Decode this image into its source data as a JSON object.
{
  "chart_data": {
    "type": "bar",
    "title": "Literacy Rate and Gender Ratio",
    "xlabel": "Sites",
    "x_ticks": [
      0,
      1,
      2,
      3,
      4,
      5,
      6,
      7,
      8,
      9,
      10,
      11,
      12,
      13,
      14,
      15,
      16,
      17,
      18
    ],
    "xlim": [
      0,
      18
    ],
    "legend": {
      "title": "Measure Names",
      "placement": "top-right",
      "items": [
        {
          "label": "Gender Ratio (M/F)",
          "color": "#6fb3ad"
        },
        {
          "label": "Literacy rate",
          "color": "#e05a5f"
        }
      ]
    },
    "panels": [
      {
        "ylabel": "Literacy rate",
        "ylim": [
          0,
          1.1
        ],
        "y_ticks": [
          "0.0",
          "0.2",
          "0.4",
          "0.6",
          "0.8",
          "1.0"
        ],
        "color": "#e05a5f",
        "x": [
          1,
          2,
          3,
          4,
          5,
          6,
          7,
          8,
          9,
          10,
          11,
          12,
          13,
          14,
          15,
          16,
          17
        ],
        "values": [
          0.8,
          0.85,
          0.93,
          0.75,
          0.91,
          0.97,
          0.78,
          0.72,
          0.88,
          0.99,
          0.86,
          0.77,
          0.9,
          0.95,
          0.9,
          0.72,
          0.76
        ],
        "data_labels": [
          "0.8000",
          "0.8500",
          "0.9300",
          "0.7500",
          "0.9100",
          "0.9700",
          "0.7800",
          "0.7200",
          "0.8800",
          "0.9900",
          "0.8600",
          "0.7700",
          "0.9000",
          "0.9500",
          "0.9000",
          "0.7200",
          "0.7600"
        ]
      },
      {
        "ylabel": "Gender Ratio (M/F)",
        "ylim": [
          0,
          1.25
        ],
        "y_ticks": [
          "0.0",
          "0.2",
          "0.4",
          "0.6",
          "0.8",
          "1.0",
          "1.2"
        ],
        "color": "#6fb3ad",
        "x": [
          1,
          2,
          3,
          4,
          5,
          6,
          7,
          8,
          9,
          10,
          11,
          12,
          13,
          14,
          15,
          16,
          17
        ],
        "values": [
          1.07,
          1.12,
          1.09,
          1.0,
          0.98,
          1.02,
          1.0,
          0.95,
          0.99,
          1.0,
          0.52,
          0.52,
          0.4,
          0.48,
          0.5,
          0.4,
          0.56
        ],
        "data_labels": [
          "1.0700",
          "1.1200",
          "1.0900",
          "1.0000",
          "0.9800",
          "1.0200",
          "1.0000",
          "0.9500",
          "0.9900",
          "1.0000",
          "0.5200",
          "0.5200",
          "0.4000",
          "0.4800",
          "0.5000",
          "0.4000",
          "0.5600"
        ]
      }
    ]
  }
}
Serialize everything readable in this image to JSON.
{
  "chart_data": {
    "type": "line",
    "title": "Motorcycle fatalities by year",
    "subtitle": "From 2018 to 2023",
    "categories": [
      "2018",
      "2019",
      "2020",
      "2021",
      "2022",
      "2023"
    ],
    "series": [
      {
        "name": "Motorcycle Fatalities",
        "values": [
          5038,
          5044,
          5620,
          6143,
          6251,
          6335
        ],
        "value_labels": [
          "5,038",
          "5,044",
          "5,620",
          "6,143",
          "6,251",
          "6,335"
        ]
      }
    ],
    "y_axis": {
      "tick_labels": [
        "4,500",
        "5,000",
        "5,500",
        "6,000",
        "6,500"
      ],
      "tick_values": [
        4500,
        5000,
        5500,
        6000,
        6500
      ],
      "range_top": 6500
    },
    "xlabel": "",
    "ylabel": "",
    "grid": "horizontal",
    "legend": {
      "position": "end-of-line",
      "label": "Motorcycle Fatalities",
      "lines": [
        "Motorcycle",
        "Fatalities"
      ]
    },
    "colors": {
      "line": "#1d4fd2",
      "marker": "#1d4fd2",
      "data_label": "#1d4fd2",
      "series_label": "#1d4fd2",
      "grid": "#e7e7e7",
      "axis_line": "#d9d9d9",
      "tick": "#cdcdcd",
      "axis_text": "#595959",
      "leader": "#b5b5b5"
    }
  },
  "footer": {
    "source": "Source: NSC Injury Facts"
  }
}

_ _ _ _ _ _ _

- TASK DIRECTIONS: Write out the entries in full, exactly as given.

- PROBLEM SOLUTION:
Decode this image into its source data as a JSON object.
{
  "chart_data": {
    "type": "bar",
    "title": "Literacy Rate and Gender Ratio",
    "xlabel": "Sites",
    "x_ticks": [
      0,
      1,
      2,
      3,
      4,
      5,
      6,
      7,
      8,
      9,
      10,
      11,
      12,
      13,
      14,
      15,
      16,
      17,
      18
    ],
    "xlim": [
      0,
      18
    ],
    "legend": {
      "title": "Measure Names",
      "placement": "top-right",
      "items": [
        {
          "label": "Gender Ratio (M/F)",
          "color": "#6fb3ad"
        },
        {
          "label": "Literacy rate",
          "color": "#e05a5f"
        }
      ]
    },
    "panels": [
      {
        "ylabel": "Literacy rate",
        "ylim": [
          0,
          1.1
        ],
        "y_ticks": [
          "0.0",
          "0.2",
          "0.4",
          "0.6",
          "0.8",
          "1.0"
        ],
        "color": "#e05a5f",
        "x": [
          1,
          2,
          3,
          4,
          5,
          6,
          7,
          8,
          9,
          10,
          11,
          12,
          13,
          14,
          15,
          16,
          17
        ],
        "values": [
          0.8,
          0.85,
          0.93,
          0.75,
          0.91,
          0.97,
          0.78,
          0.72,
          0.88,
          0.99,
          0.86,
          0.77,
          0.9,
          0.95,
          0.9,
          0.72,
          0.76
        ],
        "data_labels": [
          "0.8000",
          "0.8500",
          "0.9300",
          "0.7500",
          "0.9100",
          "0.9700",
          "0.7800",
          "0.7200",
          "0.8800",
          "0.9900",
          "0.8600",
          "0.7700",
          "0.9000",
          "0.9500",
          "0.9000",
          "0.7200",
          "0.7600"
        ]
      },
      {
        "ylabel": "Gender Ratio (M/F)",
        "ylim": [
          0,
          1.25
        ],
        "y_ticks": [
          "0.0",
          "0.2",
          "0.4",
          "0.6",
          "0.8",
          "1.0",
          "1.2"
        ],
        "color": "#6fb3ad",
        "x": [
          1,
          2,
          3,
          4,
          5,
          6,
          7,
          8,
          9,
          10,
          11,
          12,
          13,
          14,
          15,
          16,
          17
        ],
        "values": [
          1.07,
          1.12,
          1.09,
          1.0,
          0.98,
          1.02,
          1.0,
          0.95,
          0.99,
          1.0,
          0.52,
          0.52,
          0.4,
          0.48,
          0.5,
          0.4,
          0.56
        ],
        "data_labels": [
          "1.0700",
          "1.1200",
          "1.0900",
          "1.0000",
          "0.9800",
          "1.0200",
          "1.0000",
          "0.9500",
          "0.9900",
          "1.0000",
          "0.5200",
          "0.5200",
          "0.4000",
          "0.4800",
          "0.5000",
          "0.4000",
          "0.5600"
        ]
      }
    ]
  }
}
Serialize everything readable in this image to JSON.
{
  "chart_data": {
    "type": "line",
    "title": "Motorcycle fatalities by year",
    "subtitle": "From 2018 to 2023",
    "categories": [
      "2018",
      "2019",
      "2020",
      "2021",
      "2022",
      "2023"
    ],
    "series": [
      {
        "name": "Motorcycle Fatalities",
        "values": [
          5038,
          5044,
          5620,
          6143,
          6251,
          6335
        ],
        "value_labels": [
          "5,038",
          "5,044",
          "5,620",
          "6,143",
          "6,251",
          "6,335"
        ]
      }
    ],
    "y_axis": {
      "tick_labels": [
        "4,500",
        "5,000",
        "5,500",
        "6,000",
        "6,500"
      ],
      "tick_values": [
        4500,
        5000,
        5500,
        6000,
        6500
      ],
      "range_top": 6500
    },
    "xlabel": "",
    "ylabel": "",
    "grid": "horizontal",
    "legend": {
      "position": "end-of-line",
      "label": "Motorcycle Fatalities",
      "lines": [
        "Motorcycle",
        "Fatalities"
      ]
    },
    "colors": {
      "line": "#1d4fd2",
      "marker": "#1d4fd2",
      "data_label": "#1d4fd2",
      "series_label": "#1d4fd2",
      "grid": "#e7e7e7",
      "axis_line": "#d9d9d9",
      "tick": "#cdcdcd",
      "axis_text": "#595959",
      "leader": "#b5b5b5"
    }
  },
  "footer": {
    "source": "Source: NSC Injury Facts"
  }
}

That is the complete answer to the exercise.